» **What you are asked to do**
Reproduce every entry that follows word for word, but omit the images.

• • • • • • •

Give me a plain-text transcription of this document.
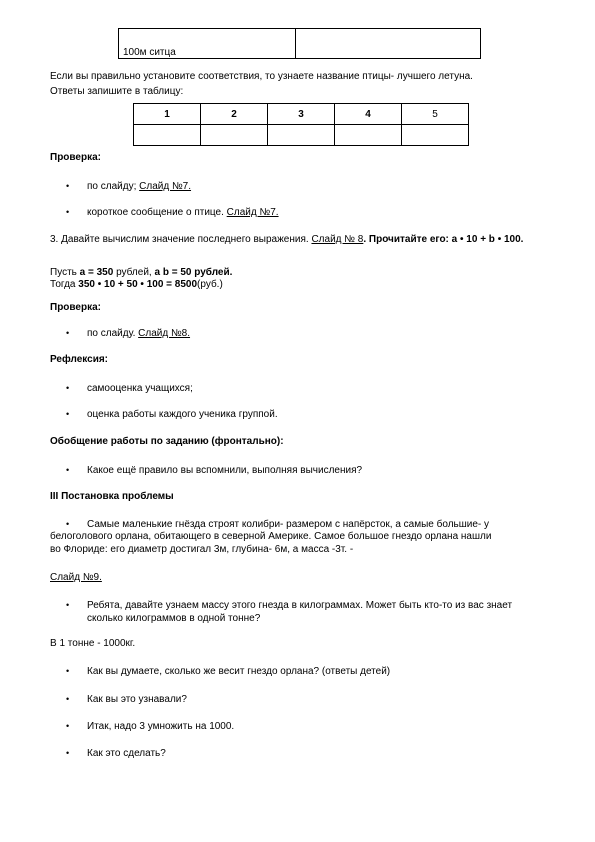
100м ситца	
Если вы правильно установите соответствия, то узнаете название птицы- лучшего летуна.
Ответы запишите в таблицу:
1	2	3	4	5

Проверка:
• по слайду; Слайд №7.
• короткое сообщение о птице. Слайд №7.
3. Давайте вычислим значение последнего выражения. Слайд № 8. Прочитайте его: а • 10 + b • 100.
Пусть а = 350 рублей, а b = 50 рублей.
Тогда 350 • 10 + 50 • 100 = 8500(руб.)
Проверка:
• по слайду. Слайд №8.
Рефлексия:
• самооценка учащихся;
• оценка работы каждого ученика группой.
Обобщение работы по заданию (фронтально):
• Какое ещё правило вы вспомнили, выполняя вычисления?
III Постановка проблемы
• Самые маленькие гнёзда строят колибри- размером с напёрсток, а самые большие- у
белоголового орлана, обитающего в северной Америке. Самое большое гнездо орлана нашли
во Флориде: его диаметр достигал 3м, глубина- 6м, а масса -3т. -
Слайд №9.
• Ребята, давайте узнаем массу этого гнезда в килограммах. Может быть кто-то из вас знает
сколько килограммов в одной тонне?
В 1 тонне - 1000кг.
• Как вы думаете, сколько же весит гнездо орлана? (ответы детей)
• Как вы это узнавали?
• Итак, надо 3 умножить на 1000.
• Как это сделать?
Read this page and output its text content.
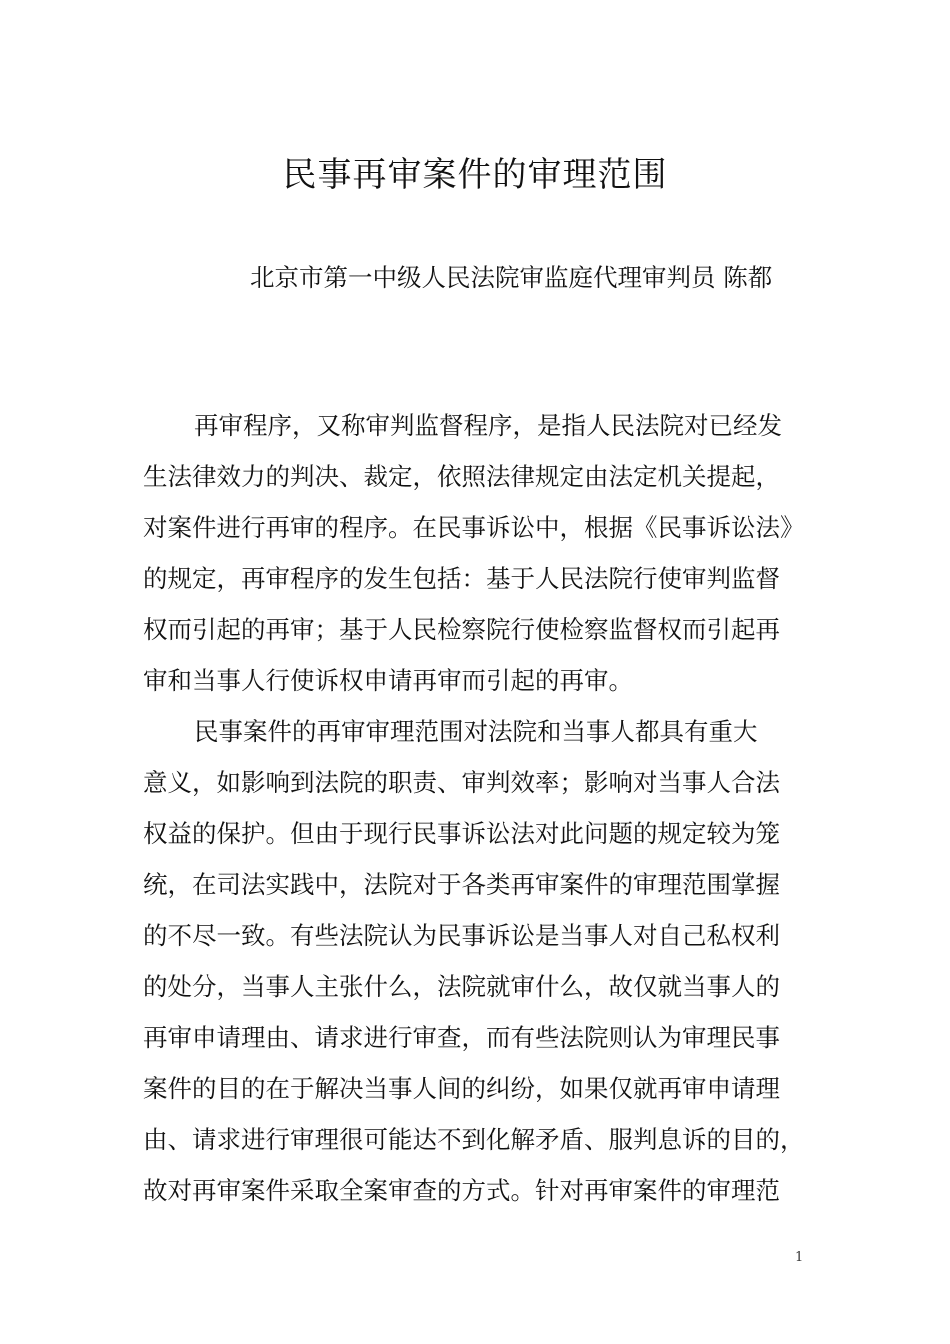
民事再审案件的审理范围

北京市第一中级人民法院审监庭代理审判员 陈都

再审程序，又称审判监督程序，是指人民法院对已经发

生法律效力的判决、裁定，依照法律规定由法定机关提起，

对案件进行再审的程序。在民事诉讼中，根据《民事诉讼法》

的规定，再审程序的发生包括：基于人民法院行使审判监督

权而引起的再审；基于人民检察院行使检察监督权而引起再

审和当事人行使诉权申请再审而引起的再审。

民事案件的再审审理范围对法院和当事人都具有重大

意义，如影响到法院的职责、审判效率；影响对当事人合法

权益的保护。但由于现行民事诉讼法对此问题的规定较为笼

统，在司法实践中，法院对于各类再审案件的审理范围掌握

的不尽一致。有些法院认为民事诉讼是当事人对自己私权利

的处分，当事人主张什么，法院就审什么，故仅就当事人的

再审申请理由、请求进行审查，而有些法院则认为审理民事

案件的目的在于解决当事人间的纠纷，如果仅就再审申请理

由、请求进行审理很可能达不到化解矛盾、服判息诉的目的，

故对再审案件采取全案审查的方式。针对再审案件的审理范

1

• • • • • • •

» **Full output**
Give me a plain-text transcription of this document.
100м ситца	
Если вы правильно установите соответствия, то узнаете название птицы- лучшего летуна.
Ответы запишите в таблицу:
1	2	3	4	5

Проверка:
• по слайду; Слайд №7.
• короткое сообщение о птице. Слайд №7.
3. Давайте вычислим значение последнего выражения. Слайд № 8. Прочитайте его: а • 10 + b • 100.
Пусть а = 350 рублей, а b = 50 рублей.
Тогда 350 • 10 + 50 • 100 = 8500(руб.)
Проверка:
• по слайду. Слайд №8.
Рефлексия:
• самооценка учащихся;
• оценка работы каждого ученика группой.
Обобщение работы по заданию (фронтально):
• Какое ещё правило вы вспомнили, выполняя вычисления?
III Постановка проблемы
• Самые маленькие гнёзда строят колибри- размером с напёрсток, а самые большие- у
белоголового орлана, обитающего в северной Америке. Самое большое гнездо орлана нашли
во Флориде: его диаметр достигал 3м, глубина- 6м, а масса -3т. -
Слайд №9.
• Ребята, давайте узнаем массу этого гнезда в килограммах. Может быть кто-то из вас знает
сколько килограммов в одной тонне?
В 1 тонне - 1000кг.
• Как вы думаете, сколько же весит гнездо орлана? (ответы детей)
• Как вы это узнавали?
• Итак, надо 3 умножить на 1000.
• Как это сделать?
Read this page and output its text content.
民事再审案件的审理范围

北京市第一中级人民法院审监庭代理审判员 陈都

再审程序，又称审判监督程序，是指人民法院对已经发

生法律效力的判决、裁定，依照法律规定由法定机关提起，

对案件进行再审的程序。在民事诉讼中，根据《民事诉讼法》

的规定，再审程序的发生包括：基于人民法院行使审判监督

权而引起的再审；基于人民检察院行使检察监督权而引起再

审和当事人行使诉权申请再审而引起的再审。

民事案件的再审审理范围对法院和当事人都具有重大

意义，如影响到法院的职责、审判效率；影响对当事人合法

权益的保护。但由于现行民事诉讼法对此问题的规定较为笼

统，在司法实践中，法院对于各类再审案件的审理范围掌握

的不尽一致。有些法院认为民事诉讼是当事人对自己私权利

的处分，当事人主张什么，法院就审什么，故仅就当事人的

再审申请理由、请求进行审查，而有些法院则认为审理民事

案件的目的在于解决当事人间的纠纷，如果仅就再审申请理

由、请求进行审理很可能达不到化解矛盾、服判息诉的目的，

故对再审案件采取全案审查的方式。针对再审案件的审理范

1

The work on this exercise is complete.